● **WHAT TO PRODUCE**
Without the pictures, print each of the records below exactly as it appears.

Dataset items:
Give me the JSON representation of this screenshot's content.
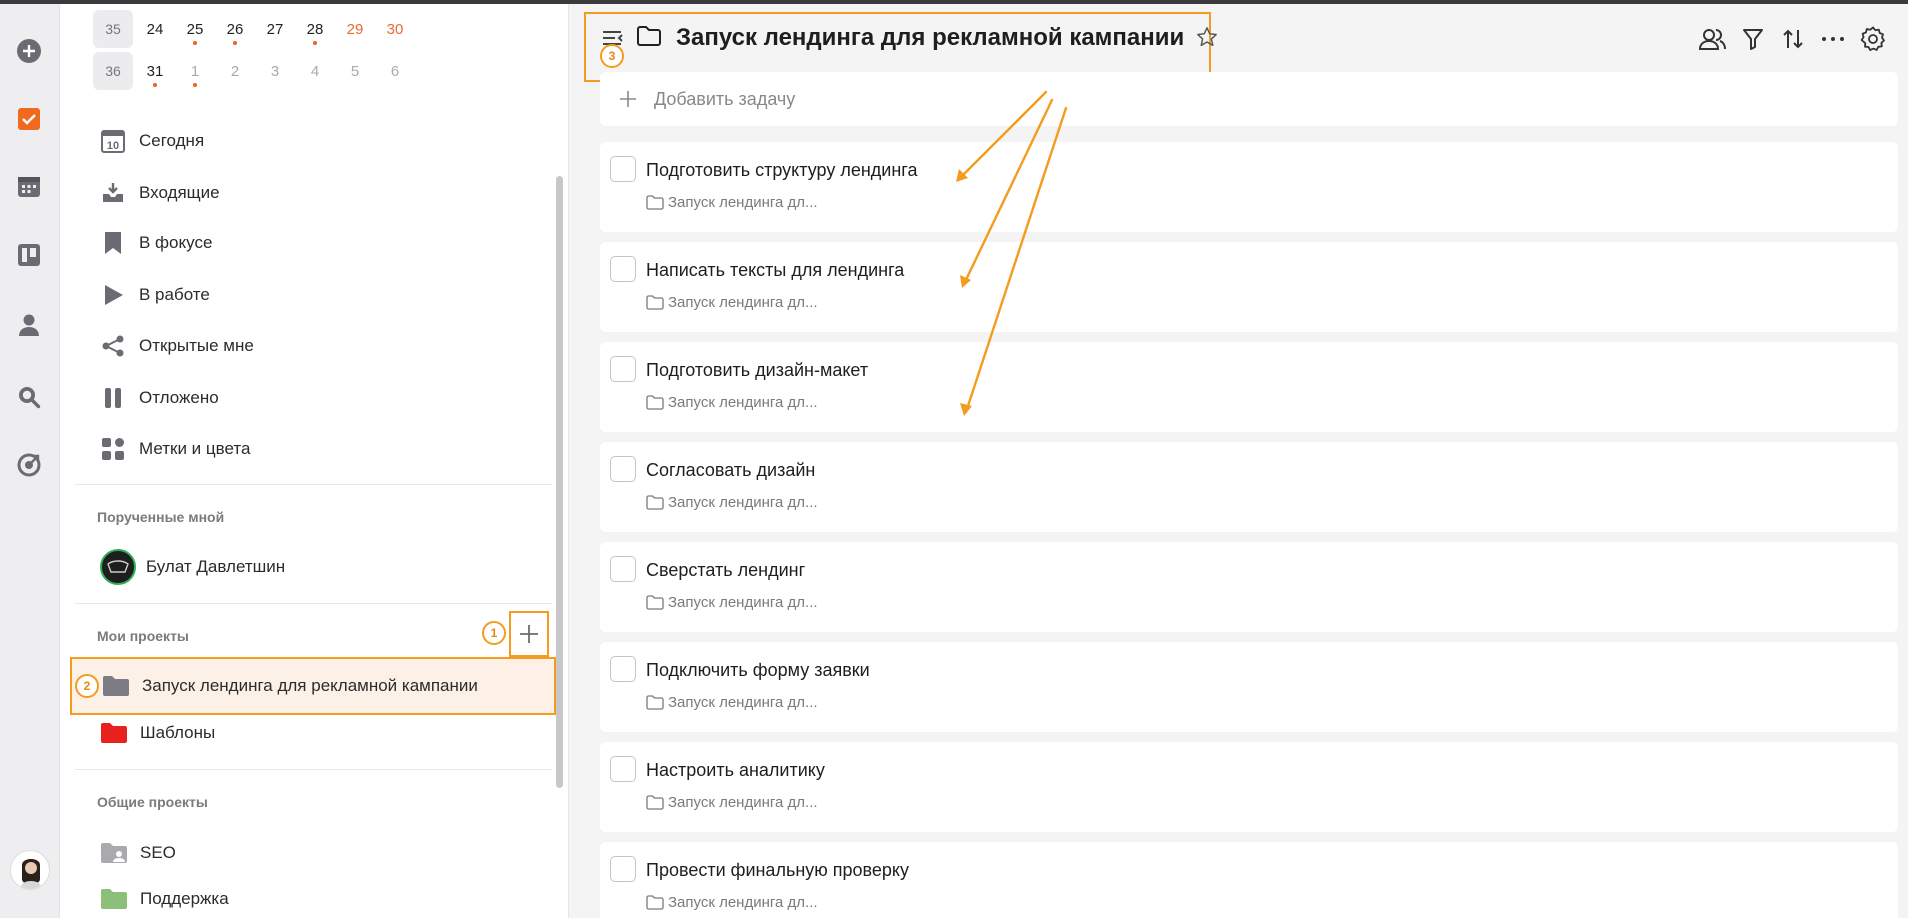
{
  "calendar": {
    "rows": [
      {
        "week": "35",
        "days": [
          {
            "d": "24",
            "cls": "",
            "dot": false
          },
          {
            "d": "25",
            "cls": "",
            "dot": true
          },
          {
            "d": "26",
            "cls": "",
            "dot": true
          },
          {
            "d": "27",
            "cls": "",
            "dot": false
          },
          {
            "d": "28",
            "cls": "",
            "dot": true
          },
          {
            "d": "29",
            "cls": "weekend",
            "dot": false
          },
          {
            "d": "30",
            "cls": "weekend",
            "dot": false
          }
        ]
      },
      {
        "week": "36",
        "days": [
          {
            "d": "31",
            "cls": "",
            "dot": true
          },
          {
            "d": "1",
            "cls": "dim",
            "dot": true
          },
          {
            "d": "2",
            "cls": "dim",
            "dot": false
          },
          {
            "d": "3",
            "cls": "dim",
            "dot": false
          },
          {
            "d": "4",
            "cls": "dim",
            "dot": false
          },
          {
            "d": "5",
            "cls": "dim",
            "dot": false
          },
          {
            "d": "6",
            "cls": "dim",
            "dot": false
          }
        ]
      }
    ]
  },
  "sidebar": {
    "nav": [
      {
        "label": "Сегодня",
        "icon": "calendar-today-icon",
        "badge": "10"
      },
      {
        "label": "Входящие",
        "icon": "inbox-icon"
      },
      {
        "label": "В фокусе",
        "icon": "bookmark-icon"
      },
      {
        "label": "В работе",
        "icon": "play-icon"
      },
      {
        "label": "Открытые мне",
        "icon": "share-icon"
      },
      {
        "label": "Отложено",
        "icon": "pause-icon"
      },
      {
        "label": "Метки и цвета",
        "icon": "tags-grid-icon"
      }
    ],
    "assigned_title": "Порученные мной",
    "assigned_user": "Булат Давлетшин",
    "my_projects_title": "Мои проекты",
    "my_projects": [
      {
        "label": "Запуск лендинга для рекламной кампании",
        "color": "#7c7c84"
      },
      {
        "label": "Шаблоны",
        "color": "#e8211f"
      }
    ],
    "shared_projects_title": "Общие проекты",
    "shared_projects": [
      {
        "label": "SEO",
        "color": "#9e9ea4"
      },
      {
        "label": "Поддержка",
        "color": "#8cc07a"
      }
    ],
    "badges": {
      "one": "1",
      "two": "2",
      "three": "3"
    }
  },
  "header": {
    "title": "Запуск лендинга для рекламной кампании"
  },
  "add_task": {
    "label": "Добавить задачу"
  },
  "tasks": [
    {
      "title": "Подготовить структуру лендинга",
      "project": "Запуск лендинга дл..."
    },
    {
      "title": "Написать тексты для лендинга",
      "project": "Запуск лендинга дл..."
    },
    {
      "title": "Подготовить дизайн-макет",
      "project": "Запуск лендинга дл..."
    },
    {
      "title": "Согласовать дизайн",
      "project": "Запуск лендинга дл..."
    },
    {
      "title": "Сверстать лендинг",
      "project": "Запуск лендинга дл..."
    },
    {
      "title": "Подключить форму заявки",
      "project": "Запуск лендинга дл..."
    },
    {
      "title": "Настроить аналитику",
      "project": "Запуск лендинга дл..."
    },
    {
      "title": "Провести финальную проверку",
      "project": "Запуск лендинга дл..."
    }
  ],
  "colors": {
    "accent": "#f39c1f",
    "brand": "#ef6a1f",
    "icon_gray": "#6b6b73"
  }
}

● **TASK RESULT**
Give me the JSON representation of this screenshot's content.
{
  "calendar": {
    "rows": [
      {
        "week": "35",
        "days": [
          {
            "d": "24",
            "cls": "",
            "dot": false
          },
          {
            "d": "25",
            "cls": "",
            "dot": true
          },
          {
            "d": "26",
            "cls": "",
            "dot": true
          },
          {
            "d": "27",
            "cls": "",
            "dot": false
          },
          {
            "d": "28",
            "cls": "",
            "dot": true
          },
          {
            "d": "29",
            "cls": "weekend",
            "dot": false
          },
          {
            "d": "30",
            "cls": "weekend",
            "dot": false
          }
        ]
      },
      {
        "week": "36",
        "days": [
          {
            "d": "31",
            "cls": "",
            "dot": true
          },
          {
            "d": "1",
            "cls": "dim",
            "dot": true
          },
          {
            "d": "2",
            "cls": "dim",
            "dot": false
          },
          {
            "d": "3",
            "cls": "dim",
            "dot": false
          },
          {
            "d": "4",
            "cls": "dim",
            "dot": false
          },
          {
            "d": "5",
            "cls": "dim",
            "dot": false
          },
          {
            "d": "6",
            "cls": "dim",
            "dot": false
          }
        ]
      }
    ]
  },
  "sidebar": {
    "nav": [
      {
        "label": "Сегодня",
        "icon": "calendar-today-icon",
        "badge": "10"
      },
      {
        "label": "Входящие",
        "icon": "inbox-icon"
      },
      {
        "label": "В фокусе",
        "icon": "bookmark-icon"
      },
      {
        "label": "В работе",
        "icon": "play-icon"
      },
      {
        "label": "Открытые мне",
        "icon": "share-icon"
      },
      {
        "label": "Отложено",
        "icon": "pause-icon"
      },
      {
        "label": "Метки и цвета",
        "icon": "tags-grid-icon"
      }
    ],
    "assigned_title": "Порученные мной",
    "assigned_user": "Булат Давлетшин",
    "my_projects_title": "Мои проекты",
    "my_projects": [
      {
        "label": "Запуск лендинга для рекламной кампании",
        "color": "#7c7c84"
      },
      {
        "label": "Шаблоны",
        "color": "#e8211f"
      }
    ],
    "shared_projects_title": "Общие проекты",
    "shared_projects": [
      {
        "label": "SEO",
        "color": "#9e9ea4"
      },
      {
        "label": "Поддержка",
        "color": "#8cc07a"
      }
    ],
    "badges": {
      "one": "1",
      "two": "2",
      "three": "3"
    }
  },
  "header": {
    "title": "Запуск лендинга для рекламной кампании"
  },
  "add_task": {
    "label": "Добавить задачу"
  },
  "tasks": [
    {
      "title": "Подготовить структуру лендинга",
      "project": "Запуск лендинга дл..."
    },
    {
      "title": "Написать тексты для лендинга",
      "project": "Запуск лендинга дл..."
    },
    {
      "title": "Подготовить дизайн-макет",
      "project": "Запуск лендинга дл..."
    },
    {
      "title": "Согласовать дизайн",
      "project": "Запуск лендинга дл..."
    },
    {
      "title": "Сверстать лендинг",
      "project": "Запуск лендинга дл..."
    },
    {
      "title": "Подключить форму заявки",
      "project": "Запуск лендинга дл..."
    },
    {
      "title": "Настроить аналитику",
      "project": "Запуск лендинга дл..."
    },
    {
      "title": "Провести финальную проверку",
      "project": "Запуск лендинга дл..."
    }
  ],
  "colors": {
    "accent": "#f39c1f",
    "brand": "#ef6a1f",
    "icon_gray": "#6b6b73"
  }
}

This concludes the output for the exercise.